Exercise brief >> Only the number is wanted: count the lines in the data with "this" in them.

The records >>
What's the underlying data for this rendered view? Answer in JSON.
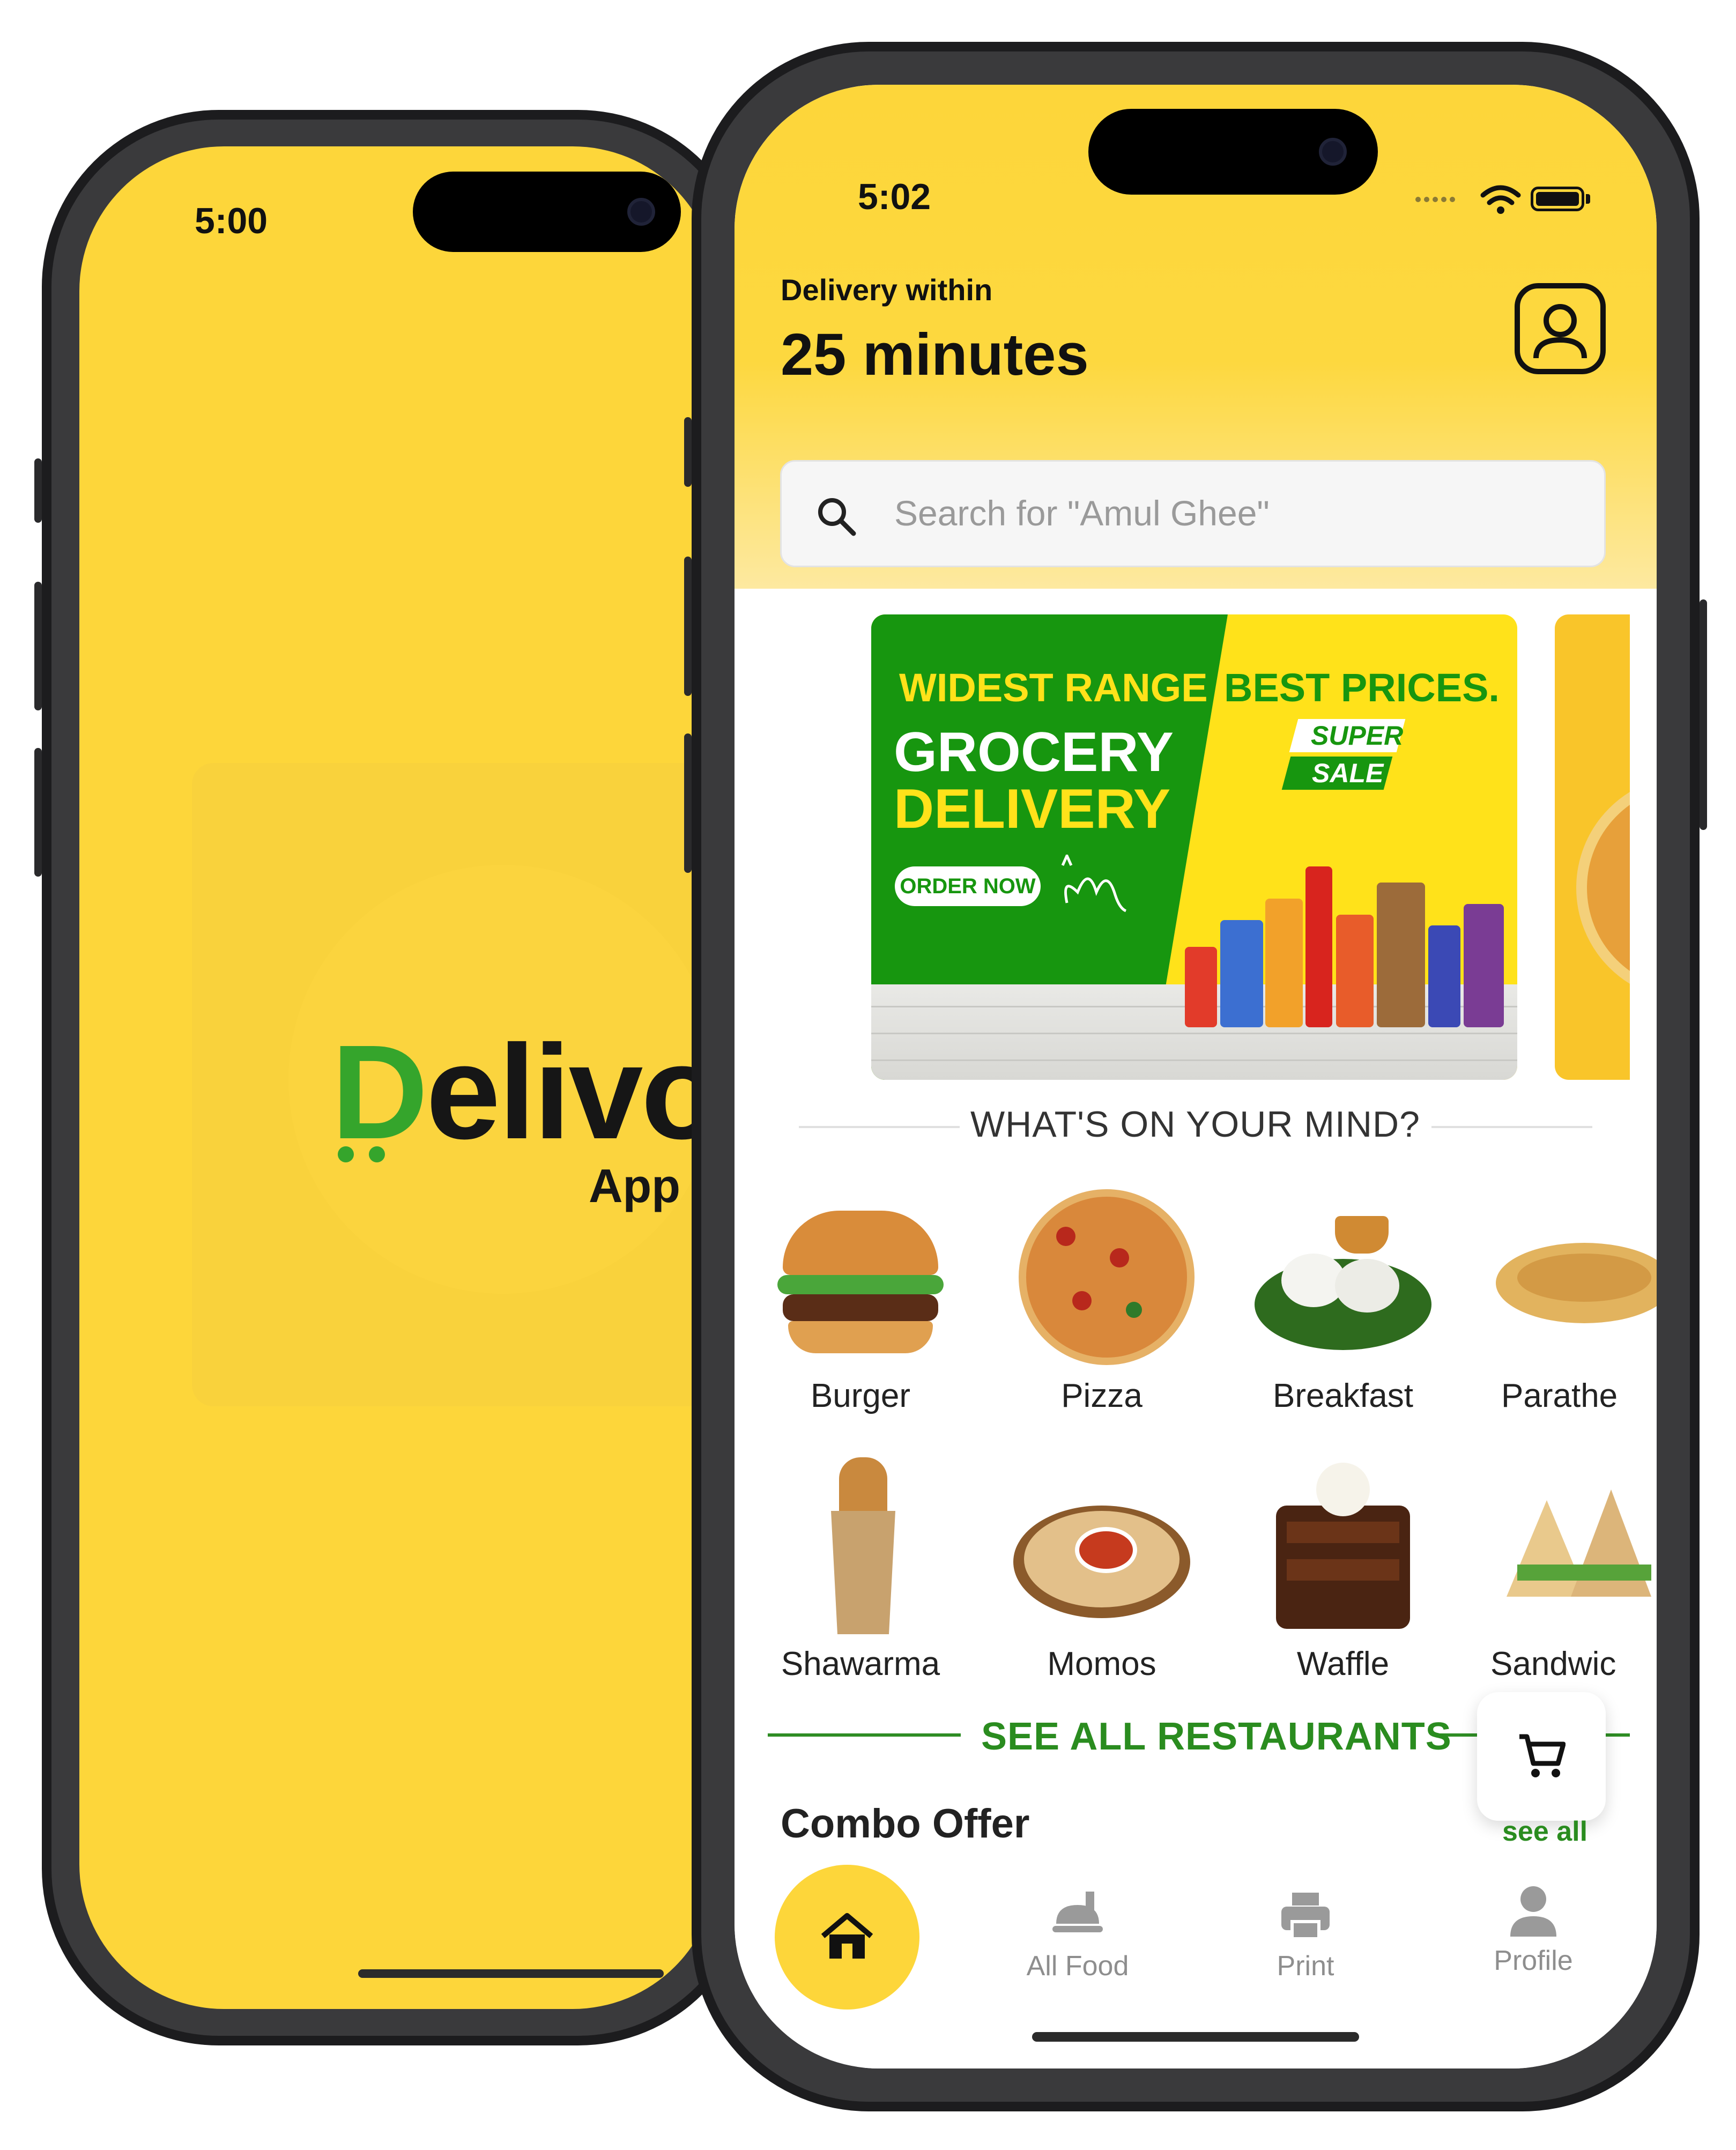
{
  "splash": {
    "status_time": "5:00",
    "logo_first": "D",
    "logo_rest": "elivo",
    "logo_sub": "App",
    "background_color": "#fdd63a",
    "logo_accent_color": "#35a52c"
  },
  "home": {
    "status_time": "5:02",
    "delivery_label": "Delivery within",
    "delivery_time": "25 minutes",
    "search": {
      "placeholder": "Search for \"Amul Ghee\""
    },
    "banner": {
      "line1_left": "WIDEST RANGE",
      "line1_right": "BEST PRICES.",
      "title1": "GROCERY",
      "title2": "DELIVERY",
      "order_button": "ORDER NOW",
      "badge_top": "SUPER",
      "badge_bottom": "SALE"
    },
    "section_title": "WHAT'S ON YOUR MIND?",
    "categories": [
      {
        "label": "Burger"
      },
      {
        "label": "Pizza"
      },
      {
        "label": "Breakfast"
      },
      {
        "label": "Parathe"
      },
      {
        "label": "Shawarma"
      },
      {
        "label": "Momos"
      },
      {
        "label": "Waffle"
      },
      {
        "label": "Sandwic"
      }
    ],
    "see_all_restaurants": "SEE ALL RESTAURANTS",
    "combo_title": "Combo Offer",
    "see_all_link": "see all",
    "tabs": [
      {
        "label": "All Food",
        "icon": "food-tray-icon"
      },
      {
        "label": "Print",
        "icon": "printer-icon"
      },
      {
        "label": "Profile",
        "icon": "person-icon"
      }
    ],
    "accent_color": "#fdd63a",
    "green_color": "#2a8c1f"
  }
}
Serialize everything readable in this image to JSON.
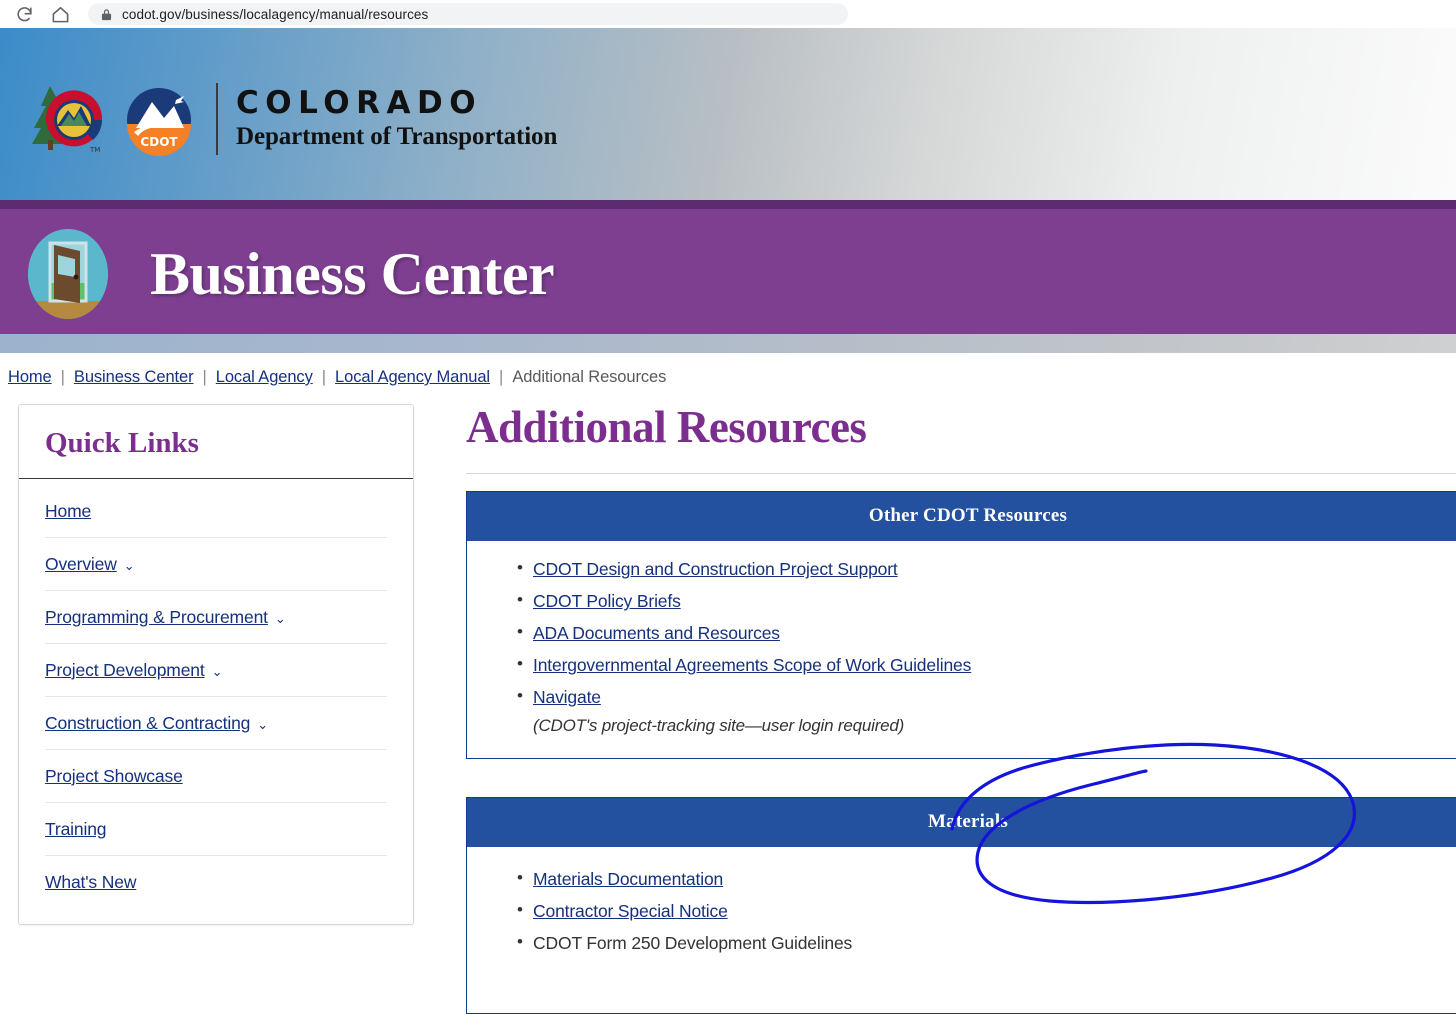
{
  "browser": {
    "reload_icon": "reload-icon",
    "home_icon": "home-icon",
    "lock_icon": "lock-icon",
    "url": "codot.gov/business/localagency/manual/resources"
  },
  "site_header": {
    "logo_icon": "colorado-cdot-logo",
    "cdot_badge_label": "CDOT",
    "agency_name": "COLORADO",
    "agency_dept": "Department of Transportation"
  },
  "section_banner": {
    "icon": "open-door-icon",
    "title": "Business Center"
  },
  "breadcrumb": {
    "separator": "|",
    "items": [
      {
        "label": "Home",
        "current": false
      },
      {
        "label": "Business Center",
        "current": false
      },
      {
        "label": "Local Agency",
        "current": false
      },
      {
        "label": "Local Agency Manual",
        "current": false
      },
      {
        "label": "Additional Resources",
        "current": true
      }
    ]
  },
  "sidebar": {
    "title": "Quick Links",
    "items": [
      {
        "label": "Home",
        "caret": ""
      },
      {
        "label": "Overview",
        "caret": "⌄"
      },
      {
        "label": "Programming & Procurement",
        "caret": "⌄"
      },
      {
        "label": "Project Development",
        "caret": "⌄"
      },
      {
        "label": "Construction & Contracting",
        "caret": "⌄"
      },
      {
        "label": "Project Showcase",
        "caret": ""
      },
      {
        "label": "Training",
        "caret": ""
      },
      {
        "label": "What's New",
        "caret": ""
      }
    ]
  },
  "main": {
    "title": "Additional Resources",
    "cards": [
      {
        "heading": "Other CDOT Resources",
        "links": [
          {
            "label": "CDOT Design and Construction Project Support",
            "is_link": true
          },
          {
            "label": "CDOT Policy Briefs",
            "is_link": true
          },
          {
            "label": "ADA Documents and Resources",
            "is_link": true
          },
          {
            "label": "Intergovernmental Agreements Scope of Work Guidelines",
            "is_link": true
          },
          {
            "label": "Navigate",
            "is_link": true
          }
        ],
        "note": "(CDOT's project-tracking site—user login required)"
      },
      {
        "heading": "Materials",
        "links": [
          {
            "label": "Materials Documentation",
            "is_link": true
          },
          {
            "label": "Contractor Special Notice",
            "is_link": true
          },
          {
            "label": "CDOT Form 250 Development Guidelines",
            "is_link": false
          }
        ],
        "note": ""
      }
    ]
  },
  "annotation": {
    "name": "hand-drawn-circle-around-materials",
    "color": "#1414dc",
    "stroke_width": 3
  },
  "colors": {
    "purple_band": "#7e3f91",
    "purple_band_top": "#5d2b6f",
    "heading_purple": "#7b2e8e",
    "card_blue": "#2450a0",
    "card_border": "#123a8a",
    "link_blue": "#15317e",
    "banner_blue": "#3c8cc9"
  }
}
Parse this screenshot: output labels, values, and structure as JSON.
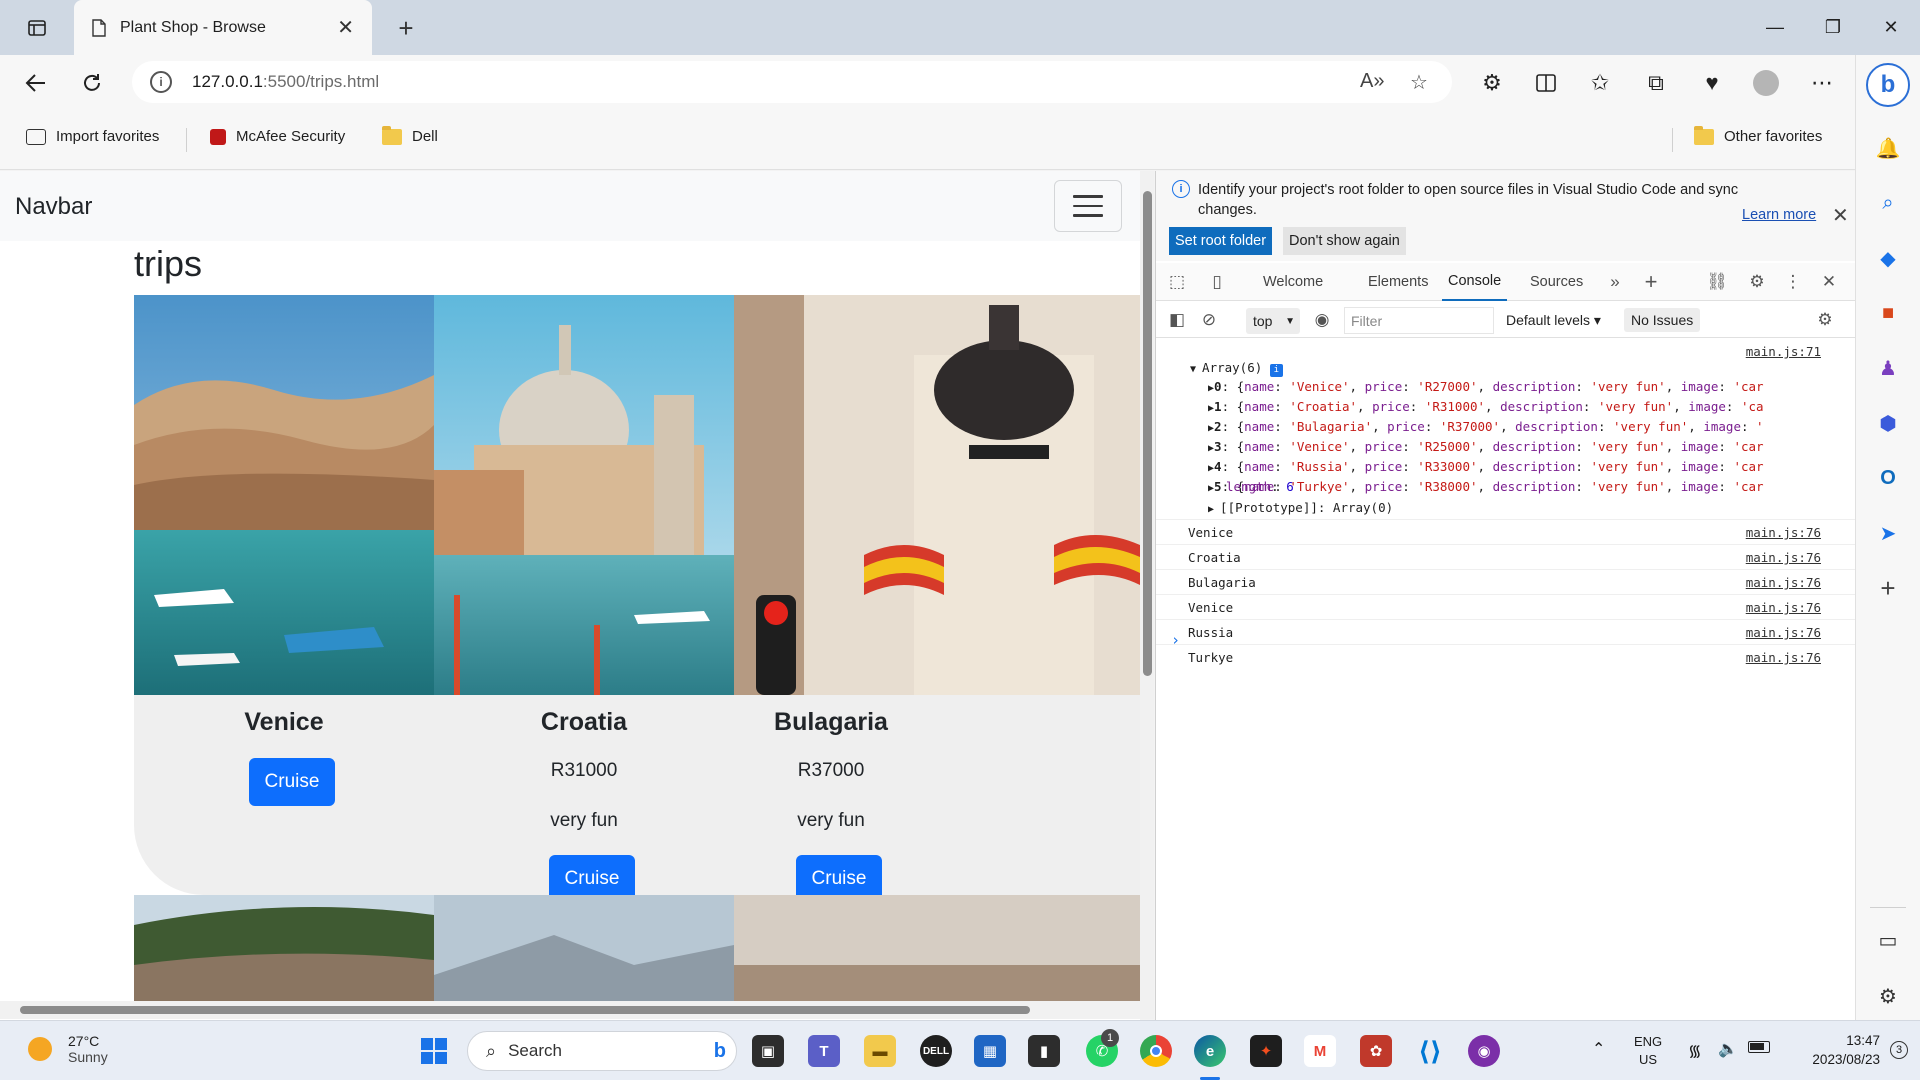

Final answer >> 3